* **Work instructions**
Reproduce all records verbatim.

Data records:
◇ ◇ ◇ ◇
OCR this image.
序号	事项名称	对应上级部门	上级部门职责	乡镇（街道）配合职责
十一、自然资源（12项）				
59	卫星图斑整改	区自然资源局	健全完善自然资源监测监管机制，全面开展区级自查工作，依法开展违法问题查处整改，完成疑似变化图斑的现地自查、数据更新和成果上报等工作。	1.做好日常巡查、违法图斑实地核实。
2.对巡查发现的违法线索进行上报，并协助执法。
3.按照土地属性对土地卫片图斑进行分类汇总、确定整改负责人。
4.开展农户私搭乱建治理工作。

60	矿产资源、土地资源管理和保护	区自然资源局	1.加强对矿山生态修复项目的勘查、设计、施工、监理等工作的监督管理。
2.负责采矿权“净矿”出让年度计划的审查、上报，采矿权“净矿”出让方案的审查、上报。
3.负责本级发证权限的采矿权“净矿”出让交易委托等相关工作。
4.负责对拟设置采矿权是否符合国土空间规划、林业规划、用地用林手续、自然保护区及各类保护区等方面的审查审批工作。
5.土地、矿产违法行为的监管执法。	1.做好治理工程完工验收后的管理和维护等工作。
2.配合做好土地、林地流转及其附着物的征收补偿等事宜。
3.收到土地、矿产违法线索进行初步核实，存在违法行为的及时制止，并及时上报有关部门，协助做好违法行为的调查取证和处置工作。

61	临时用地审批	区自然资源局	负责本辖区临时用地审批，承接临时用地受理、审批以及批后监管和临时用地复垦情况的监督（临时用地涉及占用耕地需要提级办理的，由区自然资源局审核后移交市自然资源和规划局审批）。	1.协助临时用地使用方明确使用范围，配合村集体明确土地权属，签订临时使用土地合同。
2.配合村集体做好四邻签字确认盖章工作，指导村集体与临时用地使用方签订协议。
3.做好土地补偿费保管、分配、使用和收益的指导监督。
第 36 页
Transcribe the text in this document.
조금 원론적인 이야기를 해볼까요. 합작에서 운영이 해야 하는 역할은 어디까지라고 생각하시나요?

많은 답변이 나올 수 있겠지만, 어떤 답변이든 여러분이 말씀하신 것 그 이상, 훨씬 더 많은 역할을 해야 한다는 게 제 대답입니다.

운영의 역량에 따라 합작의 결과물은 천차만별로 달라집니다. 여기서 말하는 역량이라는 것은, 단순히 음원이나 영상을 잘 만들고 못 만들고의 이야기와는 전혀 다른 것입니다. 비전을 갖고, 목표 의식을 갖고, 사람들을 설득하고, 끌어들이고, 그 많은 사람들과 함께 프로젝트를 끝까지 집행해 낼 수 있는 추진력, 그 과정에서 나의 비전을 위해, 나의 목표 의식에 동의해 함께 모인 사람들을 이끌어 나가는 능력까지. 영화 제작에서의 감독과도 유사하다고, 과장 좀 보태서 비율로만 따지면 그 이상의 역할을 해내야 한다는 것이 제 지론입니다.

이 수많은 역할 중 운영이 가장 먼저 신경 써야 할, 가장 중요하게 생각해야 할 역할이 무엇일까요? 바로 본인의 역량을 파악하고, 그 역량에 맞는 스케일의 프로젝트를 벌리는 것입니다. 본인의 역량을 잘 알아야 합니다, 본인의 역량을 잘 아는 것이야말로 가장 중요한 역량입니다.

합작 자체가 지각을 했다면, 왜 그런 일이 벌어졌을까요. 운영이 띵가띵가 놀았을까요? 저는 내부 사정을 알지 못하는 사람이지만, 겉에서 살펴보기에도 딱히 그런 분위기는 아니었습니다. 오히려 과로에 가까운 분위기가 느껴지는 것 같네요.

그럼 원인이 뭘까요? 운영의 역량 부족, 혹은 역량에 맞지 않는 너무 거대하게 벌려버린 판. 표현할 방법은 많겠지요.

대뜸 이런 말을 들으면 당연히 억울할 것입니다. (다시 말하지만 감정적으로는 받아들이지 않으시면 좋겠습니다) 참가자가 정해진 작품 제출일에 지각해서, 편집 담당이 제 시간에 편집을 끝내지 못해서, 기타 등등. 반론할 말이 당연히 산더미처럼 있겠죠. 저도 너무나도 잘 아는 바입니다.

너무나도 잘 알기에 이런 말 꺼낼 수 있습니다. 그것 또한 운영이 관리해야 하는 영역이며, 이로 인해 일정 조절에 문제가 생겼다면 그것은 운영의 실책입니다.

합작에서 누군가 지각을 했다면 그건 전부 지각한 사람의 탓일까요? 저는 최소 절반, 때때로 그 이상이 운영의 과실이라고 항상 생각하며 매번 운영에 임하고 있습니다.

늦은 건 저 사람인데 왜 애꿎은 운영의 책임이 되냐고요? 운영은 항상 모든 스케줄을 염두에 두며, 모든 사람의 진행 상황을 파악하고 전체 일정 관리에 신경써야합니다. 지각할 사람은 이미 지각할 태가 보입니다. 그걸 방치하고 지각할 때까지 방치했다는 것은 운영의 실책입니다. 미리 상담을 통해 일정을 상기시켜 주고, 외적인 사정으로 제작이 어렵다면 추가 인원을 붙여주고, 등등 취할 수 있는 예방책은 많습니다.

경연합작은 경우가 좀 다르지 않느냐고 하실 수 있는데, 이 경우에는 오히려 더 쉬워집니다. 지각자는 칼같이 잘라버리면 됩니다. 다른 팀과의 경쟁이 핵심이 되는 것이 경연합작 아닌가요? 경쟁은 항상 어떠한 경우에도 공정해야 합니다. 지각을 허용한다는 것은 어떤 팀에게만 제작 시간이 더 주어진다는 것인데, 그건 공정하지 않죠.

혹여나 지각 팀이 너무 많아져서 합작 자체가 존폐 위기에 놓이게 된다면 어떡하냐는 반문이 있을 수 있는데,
◇ ◇ ◇ ◇
* **Answer below**
OCR this image.
序号	事项名称	对应上级部门	上级部门职责	乡镇（街道）配合职责
十一、自然资源（12项）				
59	卫星图斑整改	区自然资源局	健全完善自然资源监测监管机制，全面开展区级自查工作，依法开展违法问题查处整改，完成疑似变化图斑的现地自查、数据更新和成果上报等工作。	1.做好日常巡查、违法图斑实地核实。
2.对巡查发现的违法线索进行上报，并协助执法。
3.按照土地属性对土地卫片图斑进行分类汇总、确定整改负责人。
4.开展农户私搭乱建治理工作。

60	矿产资源、土地资源管理和保护	区自然资源局	1.加强对矿山生态修复项目的勘查、设计、施工、监理等工作的监督管理。
2.负责采矿权“净矿”出让年度计划的审查、上报，采矿权“净矿”出让方案的审查、上报。
3.负责本级发证权限的采矿权“净矿”出让交易委托等相关工作。
4.负责对拟设置采矿权是否符合国土空间规划、林业规划、用地用林手续、自然保护区及各类保护区等方面的审查审批工作。
5.土地、矿产违法行为的监管执法。	1.做好治理工程完工验收后的管理和维护等工作。
2.配合做好土地、林地流转及其附着物的征收补偿等事宜。
3.收到土地、矿产违法线索进行初步核实，存在违法行为的及时制止，并及时上报有关部门，协助做好违法行为的调查取证和处置工作。

61	临时用地审批	区自然资源局	负责本辖区临时用地审批，承接临时用地受理、审批以及批后监管和临时用地复垦情况的监督（临时用地涉及占用耕地需要提级办理的，由区自然资源局审核后移交市自然资源和规划局审批）。	1.协助临时用地使用方明确使用范围，配合村集体明确土地权属，签订临时使用土地合同。
2.配合村集体做好四邻签字确认盖章工作，指导村集体与临时用地使用方签订协议。
3.做好土地补偿费保管、分配、使用和收益的指导监督。
第 36 页
Transcribe the text in this document.
조금 원론적인 이야기를 해볼까요. 합작에서 운영이 해야 하는 역할은 어디까지라고 생각하시나요?

많은 답변이 나올 수 있겠지만, 어떤 답변이든 여러분이 말씀하신 것 그 이상, 훨씬 더 많은 역할을 해야 한다는 게 제 대답입니다.

운영의 역량에 따라 합작의 결과물은 천차만별로 달라집니다. 여기서 말하는 역량이라는 것은, 단순히 음원이나 영상을 잘 만들고 못 만들고의 이야기와는 전혀 다른 것입니다. 비전을 갖고, 목표 의식을 갖고, 사람들을 설득하고, 끌어들이고, 그 많은 사람들과 함께 프로젝트를 끝까지 집행해 낼 수 있는 추진력, 그 과정에서 나의 비전을 위해, 나의 목표 의식에 동의해 함께 모인 사람들을 이끌어 나가는 능력까지. 영화 제작에서의 감독과도 유사하다고, 과장 좀 보태서 비율로만 따지면 그 이상의 역할을 해내야 한다는 것이 제 지론입니다.

이 수많은 역할 중 운영이 가장 먼저 신경 써야 할, 가장 중요하게 생각해야 할 역할이 무엇일까요? 바로 본인의 역량을 파악하고, 그 역량에 맞는 스케일의 프로젝트를 벌리는 것입니다. 본인의 역량을 잘 알아야 합니다, 본인의 역량을 잘 아는 것이야말로 가장 중요한 역량입니다.

합작 자체가 지각을 했다면, 왜 그런 일이 벌어졌을까요. 운영이 띵가띵가 놀았을까요? 저는 내부 사정을 알지 못하는 사람이지만, 겉에서 살펴보기에도 딱히 그런 분위기는 아니었습니다. 오히려 과로에 가까운 분위기가 느껴지는 것 같네요.

그럼 원인이 뭘까요? 운영의 역량 부족, 혹은 역량에 맞지 않는 너무 거대하게 벌려버린 판. 표현할 방법은 많겠지요.

대뜸 이런 말을 들으면 당연히 억울할 것입니다. (다시 말하지만 감정적으로는 받아들이지 않으시면 좋겠습니다) 참가자가 정해진 작품 제출일에 지각해서, 편집 담당이 제 시간에 편집을 끝내지 못해서, 기타 등등. 반론할 말이 당연히 산더미처럼 있겠죠. 저도 너무나도 잘 아는 바입니다.

너무나도 잘 알기에 이런 말 꺼낼 수 있습니다. 그것 또한 운영이 관리해야 하는 영역이며, 이로 인해 일정 조절에 문제가 생겼다면 그것은 운영의 실책입니다.

합작에서 누군가 지각을 했다면 그건 전부 지각한 사람의 탓일까요? 저는 최소 절반, 때때로 그 이상이 운영의 과실이라고 항상 생각하며 매번 운영에 임하고 있습니다.

늦은 건 저 사람인데 왜 애꿎은 운영의 책임이 되냐고요? 운영은 항상 모든 스케줄을 염두에 두며, 모든 사람의 진행 상황을 파악하고 전체 일정 관리에 신경써야합니다. 지각할 사람은 이미 지각할 태가 보입니다. 그걸 방치하고 지각할 때까지 방치했다는 것은 운영의 실책입니다. 미리 상담을 통해 일정을 상기시켜 주고, 외적인 사정으로 제작이 어렵다면 추가 인원을 붙여주고, 등등 취할 수 있는 예방책은 많습니다.

경연합작은 경우가 좀 다르지 않느냐고 하실 수 있는데, 이 경우에는 오히려 더 쉬워집니다. 지각자는 칼같이 잘라버리면 됩니다. 다른 팀과의 경쟁이 핵심이 되는 것이 경연합작 아닌가요? 경쟁은 항상 어떠한 경우에도 공정해야 합니다. 지각을 허용한다는 것은 어떤 팀에게만 제작 시간이 더 주어진다는 것인데, 그건 공정하지 않죠.

혹여나 지각 팀이 너무 많아져서 합작 자체가 존폐 위기에 놓이게 된다면 어떡하냐는 반문이 있을 수 있는데,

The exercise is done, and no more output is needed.